* [Instructions for the task]
In the records below, find each line with the word "Vitale" and copy it.
[Begin Supplied material]
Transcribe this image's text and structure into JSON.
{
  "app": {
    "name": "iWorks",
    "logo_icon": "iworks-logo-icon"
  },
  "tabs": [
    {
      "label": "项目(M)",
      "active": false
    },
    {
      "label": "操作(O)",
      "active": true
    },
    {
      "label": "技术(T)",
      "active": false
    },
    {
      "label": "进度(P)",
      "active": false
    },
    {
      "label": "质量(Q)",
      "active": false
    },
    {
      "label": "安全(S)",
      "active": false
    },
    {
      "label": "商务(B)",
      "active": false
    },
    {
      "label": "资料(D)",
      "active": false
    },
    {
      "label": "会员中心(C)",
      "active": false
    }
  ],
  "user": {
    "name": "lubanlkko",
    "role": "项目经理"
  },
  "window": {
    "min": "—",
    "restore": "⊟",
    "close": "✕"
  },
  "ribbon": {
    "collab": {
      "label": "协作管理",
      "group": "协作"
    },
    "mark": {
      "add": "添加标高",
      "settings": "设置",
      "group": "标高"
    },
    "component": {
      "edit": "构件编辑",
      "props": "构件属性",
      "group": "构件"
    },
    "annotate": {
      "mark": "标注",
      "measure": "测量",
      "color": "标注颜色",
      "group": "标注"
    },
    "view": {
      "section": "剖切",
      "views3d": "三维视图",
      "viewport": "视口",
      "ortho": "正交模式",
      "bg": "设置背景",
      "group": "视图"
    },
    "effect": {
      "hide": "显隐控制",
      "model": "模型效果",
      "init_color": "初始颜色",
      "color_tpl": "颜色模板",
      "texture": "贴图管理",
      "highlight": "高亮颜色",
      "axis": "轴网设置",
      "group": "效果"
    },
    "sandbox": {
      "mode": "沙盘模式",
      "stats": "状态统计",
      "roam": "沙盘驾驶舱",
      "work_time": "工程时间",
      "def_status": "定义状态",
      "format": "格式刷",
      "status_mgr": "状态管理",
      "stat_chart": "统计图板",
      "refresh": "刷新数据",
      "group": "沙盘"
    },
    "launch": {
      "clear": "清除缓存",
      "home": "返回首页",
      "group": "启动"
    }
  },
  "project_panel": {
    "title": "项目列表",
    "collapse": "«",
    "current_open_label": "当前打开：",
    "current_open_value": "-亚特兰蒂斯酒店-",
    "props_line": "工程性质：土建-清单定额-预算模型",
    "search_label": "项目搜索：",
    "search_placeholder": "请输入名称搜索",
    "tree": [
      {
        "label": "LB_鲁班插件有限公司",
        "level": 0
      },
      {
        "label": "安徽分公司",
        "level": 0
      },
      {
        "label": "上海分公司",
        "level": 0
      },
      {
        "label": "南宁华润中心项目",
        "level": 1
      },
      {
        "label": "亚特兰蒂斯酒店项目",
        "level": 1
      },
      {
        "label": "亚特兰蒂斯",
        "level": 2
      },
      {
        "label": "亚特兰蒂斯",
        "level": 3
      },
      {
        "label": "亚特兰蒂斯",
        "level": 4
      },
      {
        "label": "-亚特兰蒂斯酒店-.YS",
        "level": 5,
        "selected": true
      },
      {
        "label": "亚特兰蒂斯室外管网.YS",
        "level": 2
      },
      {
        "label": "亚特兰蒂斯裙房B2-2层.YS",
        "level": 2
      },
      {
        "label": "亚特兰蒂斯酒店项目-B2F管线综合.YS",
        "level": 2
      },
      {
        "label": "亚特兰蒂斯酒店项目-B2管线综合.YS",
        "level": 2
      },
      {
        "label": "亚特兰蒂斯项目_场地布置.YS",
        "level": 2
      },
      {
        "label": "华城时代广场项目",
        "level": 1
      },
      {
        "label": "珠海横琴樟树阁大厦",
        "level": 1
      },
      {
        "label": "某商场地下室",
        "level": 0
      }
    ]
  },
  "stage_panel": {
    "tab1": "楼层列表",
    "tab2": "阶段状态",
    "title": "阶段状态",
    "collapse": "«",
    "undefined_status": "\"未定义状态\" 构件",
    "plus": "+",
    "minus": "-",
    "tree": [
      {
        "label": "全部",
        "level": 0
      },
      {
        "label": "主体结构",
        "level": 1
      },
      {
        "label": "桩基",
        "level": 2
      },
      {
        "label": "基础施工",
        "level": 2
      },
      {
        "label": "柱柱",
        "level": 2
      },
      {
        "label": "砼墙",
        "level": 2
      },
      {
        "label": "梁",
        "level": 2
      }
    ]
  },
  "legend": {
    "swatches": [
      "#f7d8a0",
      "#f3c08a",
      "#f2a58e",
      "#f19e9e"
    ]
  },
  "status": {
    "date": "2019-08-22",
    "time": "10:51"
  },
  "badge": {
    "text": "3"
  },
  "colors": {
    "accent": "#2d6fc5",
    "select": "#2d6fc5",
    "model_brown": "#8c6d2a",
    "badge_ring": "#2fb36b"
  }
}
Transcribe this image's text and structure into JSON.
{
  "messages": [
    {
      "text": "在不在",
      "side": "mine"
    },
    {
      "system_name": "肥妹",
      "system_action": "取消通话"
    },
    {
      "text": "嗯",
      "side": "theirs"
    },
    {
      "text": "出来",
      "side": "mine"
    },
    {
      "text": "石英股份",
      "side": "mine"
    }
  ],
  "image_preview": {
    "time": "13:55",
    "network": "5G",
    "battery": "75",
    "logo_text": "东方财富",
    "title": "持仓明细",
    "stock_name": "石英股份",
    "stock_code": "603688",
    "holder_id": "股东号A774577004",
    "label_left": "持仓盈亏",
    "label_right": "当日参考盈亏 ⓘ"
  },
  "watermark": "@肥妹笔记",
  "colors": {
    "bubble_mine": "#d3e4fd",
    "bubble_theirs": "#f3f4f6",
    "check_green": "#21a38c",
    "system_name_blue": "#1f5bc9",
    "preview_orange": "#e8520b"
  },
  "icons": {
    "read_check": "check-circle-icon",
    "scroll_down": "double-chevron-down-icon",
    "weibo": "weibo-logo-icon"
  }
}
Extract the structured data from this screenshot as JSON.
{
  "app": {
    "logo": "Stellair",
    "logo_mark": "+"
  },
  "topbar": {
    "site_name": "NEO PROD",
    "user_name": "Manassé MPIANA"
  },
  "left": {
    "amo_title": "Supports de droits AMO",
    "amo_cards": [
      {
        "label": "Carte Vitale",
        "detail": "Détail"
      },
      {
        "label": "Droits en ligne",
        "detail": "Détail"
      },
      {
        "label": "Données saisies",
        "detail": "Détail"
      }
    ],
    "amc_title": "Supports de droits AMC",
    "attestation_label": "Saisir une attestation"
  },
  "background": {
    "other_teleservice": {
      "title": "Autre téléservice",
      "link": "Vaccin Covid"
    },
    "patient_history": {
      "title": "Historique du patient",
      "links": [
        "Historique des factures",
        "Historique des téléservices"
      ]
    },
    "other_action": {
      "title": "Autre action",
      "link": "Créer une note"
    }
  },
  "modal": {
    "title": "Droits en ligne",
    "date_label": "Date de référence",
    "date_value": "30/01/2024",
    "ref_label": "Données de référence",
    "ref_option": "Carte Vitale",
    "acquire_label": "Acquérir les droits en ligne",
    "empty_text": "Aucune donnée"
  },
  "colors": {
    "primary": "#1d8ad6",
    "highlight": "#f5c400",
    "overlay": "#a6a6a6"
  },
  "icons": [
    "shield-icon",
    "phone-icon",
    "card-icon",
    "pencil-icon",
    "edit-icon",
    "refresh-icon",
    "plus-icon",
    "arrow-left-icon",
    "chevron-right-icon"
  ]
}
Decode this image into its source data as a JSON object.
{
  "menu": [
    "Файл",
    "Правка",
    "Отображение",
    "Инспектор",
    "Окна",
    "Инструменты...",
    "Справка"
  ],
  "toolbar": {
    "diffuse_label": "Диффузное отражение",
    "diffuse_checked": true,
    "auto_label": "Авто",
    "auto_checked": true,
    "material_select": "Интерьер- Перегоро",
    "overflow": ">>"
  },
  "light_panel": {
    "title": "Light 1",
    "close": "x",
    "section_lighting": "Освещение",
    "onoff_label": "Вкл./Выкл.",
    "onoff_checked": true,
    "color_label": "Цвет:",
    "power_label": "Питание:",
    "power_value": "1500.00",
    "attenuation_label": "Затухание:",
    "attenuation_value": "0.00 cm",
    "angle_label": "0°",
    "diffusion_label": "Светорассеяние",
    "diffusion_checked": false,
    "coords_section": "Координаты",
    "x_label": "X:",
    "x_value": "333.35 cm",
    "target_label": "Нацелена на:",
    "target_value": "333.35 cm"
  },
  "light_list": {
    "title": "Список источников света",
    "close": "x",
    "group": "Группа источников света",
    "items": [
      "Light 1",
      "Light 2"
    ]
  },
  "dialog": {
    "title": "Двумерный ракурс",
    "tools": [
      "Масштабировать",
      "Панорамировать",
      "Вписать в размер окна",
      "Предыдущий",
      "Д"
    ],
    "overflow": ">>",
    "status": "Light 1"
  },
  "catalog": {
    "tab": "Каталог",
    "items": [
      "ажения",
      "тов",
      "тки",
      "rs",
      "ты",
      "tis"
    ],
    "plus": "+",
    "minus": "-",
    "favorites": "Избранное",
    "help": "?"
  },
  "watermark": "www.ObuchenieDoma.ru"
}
[End Supplied material]
* [Full solution]
        "label": "Carte Vitale",
    "ref_option": "Carte Vitale",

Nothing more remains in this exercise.